**WHAT IS NEEDED**
Scan the lines below for the string "structured" and report how many lines contain it, giving only the number.

**TASK MATERIAL**

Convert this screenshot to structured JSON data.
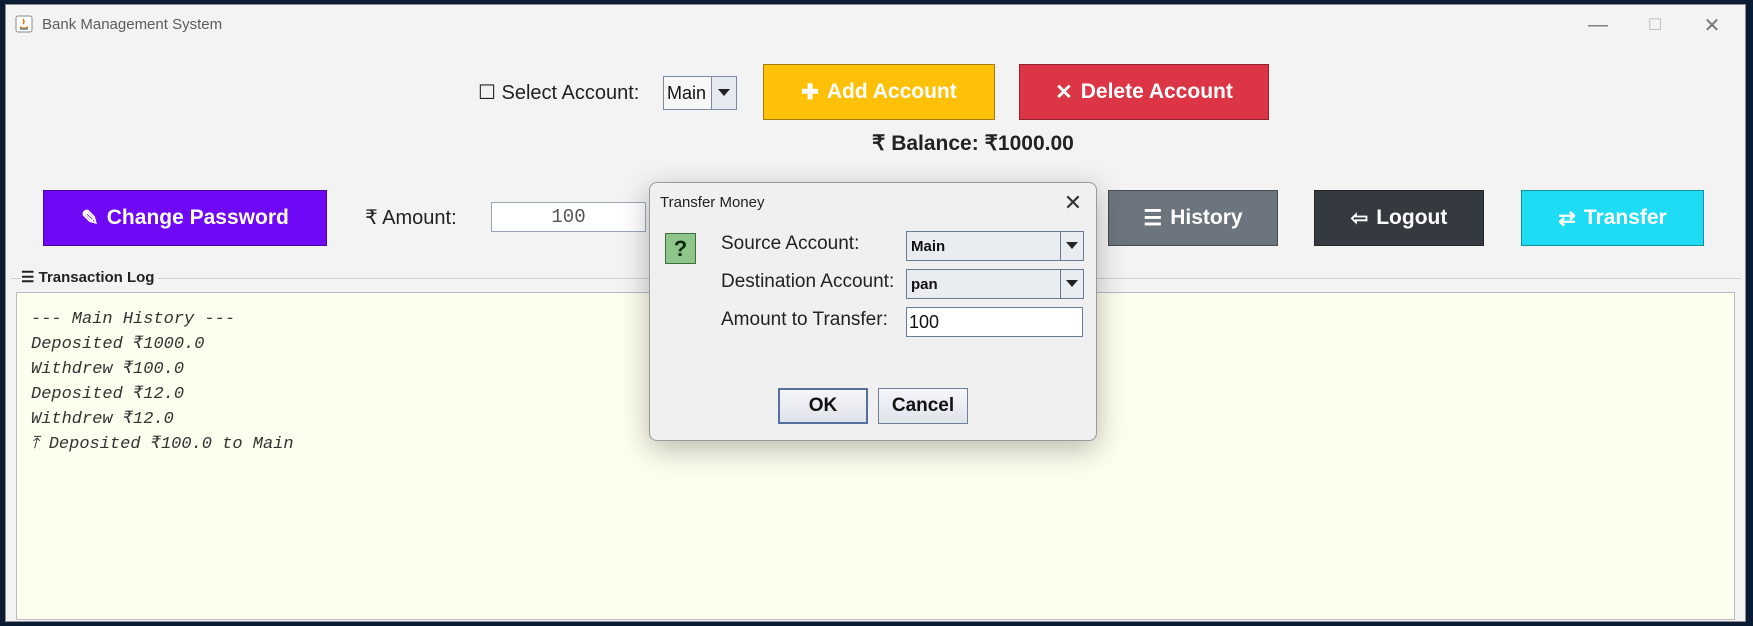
{
  "window": {
    "title": "Bank Management System",
    "controls": {
      "minimize": "—",
      "maximize": "☐",
      "close": "✕"
    }
  },
  "toolbar": {
    "select_account_label": "☐ Select Account:",
    "account_selected": "Main",
    "add_account_icon": "✚",
    "add_account_label": "Add Account",
    "delete_account_icon": "✕",
    "delete_account_label": "Delete Account",
    "balance_text": "₹ Balance: ₹1000.00",
    "change_password_icon": "✎",
    "change_password_label": "Change Password",
    "amount_label": "₹ Amount:",
    "amount_value": "100",
    "history_icon": "☰",
    "history_label": "History",
    "logout_icon": "⇦",
    "logout_label": "Logout",
    "transfer_icon": "⇄",
    "transfer_label": "Transfer"
  },
  "log": {
    "title": "☰ Transaction Log",
    "lines": [
      "--- Main History ---",
      "Deposited ₹1000.0",
      "Withdrew ₹100.0",
      "Deposited ₹12.0",
      "Withdrew ₹12.0",
      "⤒ Deposited ₹100.0 to Main"
    ]
  },
  "dialog": {
    "title": "Transfer Money",
    "close": "✕",
    "icon": "?",
    "source_label": "Source Account:",
    "source_value": "Main",
    "destination_label": "Destination Account:",
    "destination_value": "pan",
    "amount_label": "Amount to Transfer:",
    "amount_value": "100",
    "ok_label": "OK",
    "cancel_label": "Cancel"
  },
  "colors": {
    "add_account": "#ffc107",
    "delete_account": "#dc3545",
    "change_password": "#6f08f5",
    "history": "#6c757d",
    "logout": "#343a40",
    "transfer": "#1fdcf5",
    "log_background": "#fefeee"
  },
  "icons": [
    "java-app-icon",
    "chevron-down-icon",
    "question-icon"
  ]
}
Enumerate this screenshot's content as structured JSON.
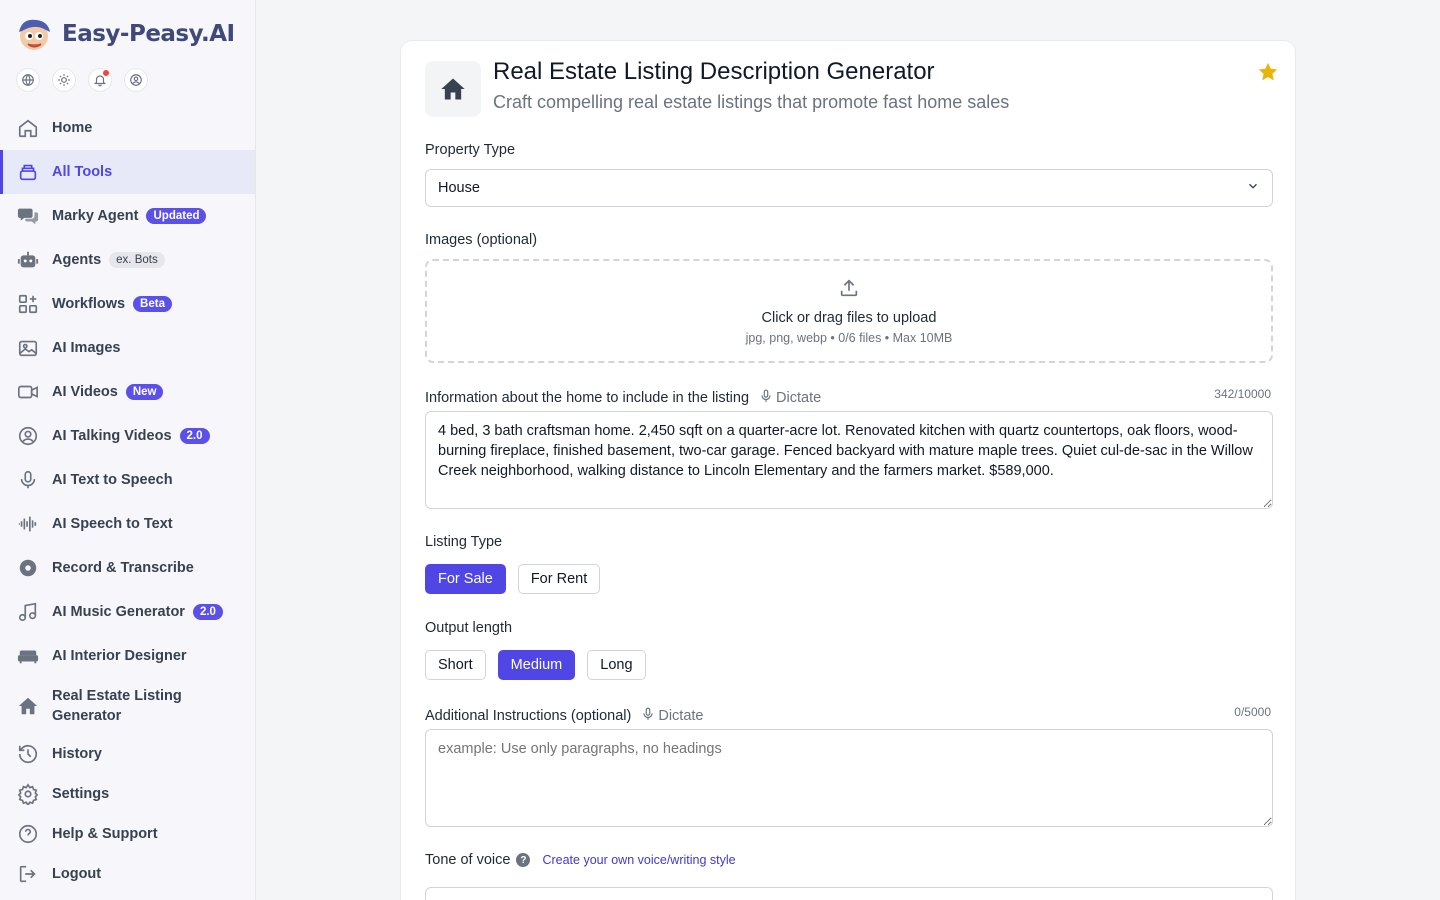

**ANSWER**
2